(Raw records)

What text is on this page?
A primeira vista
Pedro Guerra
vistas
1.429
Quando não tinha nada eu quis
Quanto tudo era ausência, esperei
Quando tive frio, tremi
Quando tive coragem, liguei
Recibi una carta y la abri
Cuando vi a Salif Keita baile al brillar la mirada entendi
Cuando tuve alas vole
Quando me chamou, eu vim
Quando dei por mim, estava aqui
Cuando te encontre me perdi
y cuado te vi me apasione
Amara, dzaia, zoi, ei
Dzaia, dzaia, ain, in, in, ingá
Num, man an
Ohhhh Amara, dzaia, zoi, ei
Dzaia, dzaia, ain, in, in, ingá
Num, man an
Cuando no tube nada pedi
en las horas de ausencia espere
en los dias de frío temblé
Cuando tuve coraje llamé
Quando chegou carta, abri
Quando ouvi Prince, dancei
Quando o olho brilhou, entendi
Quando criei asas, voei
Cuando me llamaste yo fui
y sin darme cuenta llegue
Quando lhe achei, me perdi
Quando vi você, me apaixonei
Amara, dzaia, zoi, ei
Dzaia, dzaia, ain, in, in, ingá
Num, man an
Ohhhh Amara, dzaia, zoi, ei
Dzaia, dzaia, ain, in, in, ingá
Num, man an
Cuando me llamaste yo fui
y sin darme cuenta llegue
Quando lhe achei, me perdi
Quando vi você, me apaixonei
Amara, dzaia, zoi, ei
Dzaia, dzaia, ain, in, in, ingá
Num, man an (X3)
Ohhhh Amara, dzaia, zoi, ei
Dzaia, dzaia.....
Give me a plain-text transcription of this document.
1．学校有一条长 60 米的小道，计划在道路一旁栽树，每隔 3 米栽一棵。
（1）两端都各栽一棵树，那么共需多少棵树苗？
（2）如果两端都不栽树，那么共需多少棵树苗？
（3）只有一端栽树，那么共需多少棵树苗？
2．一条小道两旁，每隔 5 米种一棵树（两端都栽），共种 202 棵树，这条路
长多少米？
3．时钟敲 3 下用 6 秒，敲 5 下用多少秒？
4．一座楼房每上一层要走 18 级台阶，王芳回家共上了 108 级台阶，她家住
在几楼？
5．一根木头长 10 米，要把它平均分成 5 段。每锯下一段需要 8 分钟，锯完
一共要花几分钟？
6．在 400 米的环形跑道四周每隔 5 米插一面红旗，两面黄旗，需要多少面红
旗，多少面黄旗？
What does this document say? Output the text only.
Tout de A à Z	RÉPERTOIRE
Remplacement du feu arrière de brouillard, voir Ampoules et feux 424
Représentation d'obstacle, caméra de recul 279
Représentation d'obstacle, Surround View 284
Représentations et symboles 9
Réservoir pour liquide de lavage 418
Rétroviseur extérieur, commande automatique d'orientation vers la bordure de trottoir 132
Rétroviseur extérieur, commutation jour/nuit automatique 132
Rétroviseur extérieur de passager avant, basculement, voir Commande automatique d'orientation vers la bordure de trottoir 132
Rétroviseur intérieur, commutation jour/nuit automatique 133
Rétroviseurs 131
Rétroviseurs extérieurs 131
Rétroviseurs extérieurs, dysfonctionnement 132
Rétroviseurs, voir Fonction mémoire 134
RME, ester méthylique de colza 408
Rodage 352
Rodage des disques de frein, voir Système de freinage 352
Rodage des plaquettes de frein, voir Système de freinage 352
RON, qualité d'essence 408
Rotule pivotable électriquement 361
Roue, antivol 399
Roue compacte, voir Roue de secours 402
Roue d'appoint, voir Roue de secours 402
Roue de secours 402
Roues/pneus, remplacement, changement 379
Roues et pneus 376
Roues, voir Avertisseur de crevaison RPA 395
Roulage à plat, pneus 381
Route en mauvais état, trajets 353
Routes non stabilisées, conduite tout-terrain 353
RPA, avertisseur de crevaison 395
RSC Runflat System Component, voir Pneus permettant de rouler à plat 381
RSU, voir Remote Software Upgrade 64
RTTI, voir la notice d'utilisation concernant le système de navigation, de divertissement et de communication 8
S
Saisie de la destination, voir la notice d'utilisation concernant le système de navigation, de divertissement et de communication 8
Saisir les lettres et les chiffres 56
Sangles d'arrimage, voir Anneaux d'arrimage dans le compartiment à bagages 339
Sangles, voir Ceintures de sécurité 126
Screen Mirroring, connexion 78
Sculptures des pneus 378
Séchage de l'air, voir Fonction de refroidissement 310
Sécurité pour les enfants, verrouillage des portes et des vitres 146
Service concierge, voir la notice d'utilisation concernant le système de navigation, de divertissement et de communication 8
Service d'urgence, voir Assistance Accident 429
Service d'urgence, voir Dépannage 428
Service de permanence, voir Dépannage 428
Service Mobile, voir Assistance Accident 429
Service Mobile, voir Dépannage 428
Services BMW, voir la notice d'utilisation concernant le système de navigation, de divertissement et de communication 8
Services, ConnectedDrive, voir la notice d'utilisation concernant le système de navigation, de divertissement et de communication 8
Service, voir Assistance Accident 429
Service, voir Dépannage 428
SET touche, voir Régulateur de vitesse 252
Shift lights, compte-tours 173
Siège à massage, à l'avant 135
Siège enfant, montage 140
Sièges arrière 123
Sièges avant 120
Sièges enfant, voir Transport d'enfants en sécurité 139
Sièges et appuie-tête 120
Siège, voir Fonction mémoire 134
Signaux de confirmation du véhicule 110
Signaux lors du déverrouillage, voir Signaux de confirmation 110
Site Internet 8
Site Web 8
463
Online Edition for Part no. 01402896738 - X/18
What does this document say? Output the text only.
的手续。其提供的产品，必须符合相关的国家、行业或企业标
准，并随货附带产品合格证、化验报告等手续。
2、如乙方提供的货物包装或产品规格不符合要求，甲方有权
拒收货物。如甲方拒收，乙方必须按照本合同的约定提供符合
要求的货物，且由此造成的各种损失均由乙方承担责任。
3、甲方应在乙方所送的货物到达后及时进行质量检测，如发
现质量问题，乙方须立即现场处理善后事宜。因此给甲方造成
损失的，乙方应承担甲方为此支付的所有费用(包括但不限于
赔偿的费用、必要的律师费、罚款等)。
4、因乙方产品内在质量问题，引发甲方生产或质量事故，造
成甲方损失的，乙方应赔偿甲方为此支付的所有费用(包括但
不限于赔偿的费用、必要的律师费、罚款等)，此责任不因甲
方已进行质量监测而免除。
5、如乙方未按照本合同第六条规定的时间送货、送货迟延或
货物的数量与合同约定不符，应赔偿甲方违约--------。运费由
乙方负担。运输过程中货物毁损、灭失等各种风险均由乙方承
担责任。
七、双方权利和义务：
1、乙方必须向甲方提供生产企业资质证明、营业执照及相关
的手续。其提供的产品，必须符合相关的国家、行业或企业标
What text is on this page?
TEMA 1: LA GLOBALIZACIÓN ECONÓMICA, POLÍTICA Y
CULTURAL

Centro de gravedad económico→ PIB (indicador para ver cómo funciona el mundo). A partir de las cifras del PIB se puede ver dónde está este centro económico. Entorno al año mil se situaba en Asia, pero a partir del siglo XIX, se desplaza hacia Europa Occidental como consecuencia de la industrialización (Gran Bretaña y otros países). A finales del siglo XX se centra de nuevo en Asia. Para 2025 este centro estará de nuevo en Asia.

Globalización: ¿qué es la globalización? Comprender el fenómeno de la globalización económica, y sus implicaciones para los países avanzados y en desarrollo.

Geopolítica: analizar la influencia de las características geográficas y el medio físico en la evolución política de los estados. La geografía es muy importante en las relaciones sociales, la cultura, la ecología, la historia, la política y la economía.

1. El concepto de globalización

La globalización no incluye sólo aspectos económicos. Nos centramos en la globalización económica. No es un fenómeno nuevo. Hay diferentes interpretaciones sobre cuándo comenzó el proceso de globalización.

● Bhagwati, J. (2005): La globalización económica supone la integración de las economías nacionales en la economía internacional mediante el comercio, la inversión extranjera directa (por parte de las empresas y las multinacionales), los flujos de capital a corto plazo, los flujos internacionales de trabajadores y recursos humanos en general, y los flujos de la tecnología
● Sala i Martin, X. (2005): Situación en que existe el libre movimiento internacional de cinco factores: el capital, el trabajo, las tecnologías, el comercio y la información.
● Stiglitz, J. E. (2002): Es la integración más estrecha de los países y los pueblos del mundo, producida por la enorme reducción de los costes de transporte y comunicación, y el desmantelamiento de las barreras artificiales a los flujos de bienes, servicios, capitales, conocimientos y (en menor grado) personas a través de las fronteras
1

=== Exercise objective ===
Copy out each line that contains the word "confirmation".

=== Result of this exercise ===
Signaux de confirmation du véhicule 110
Signaux lors du déverrouillage, voir Signaux de confirmation 110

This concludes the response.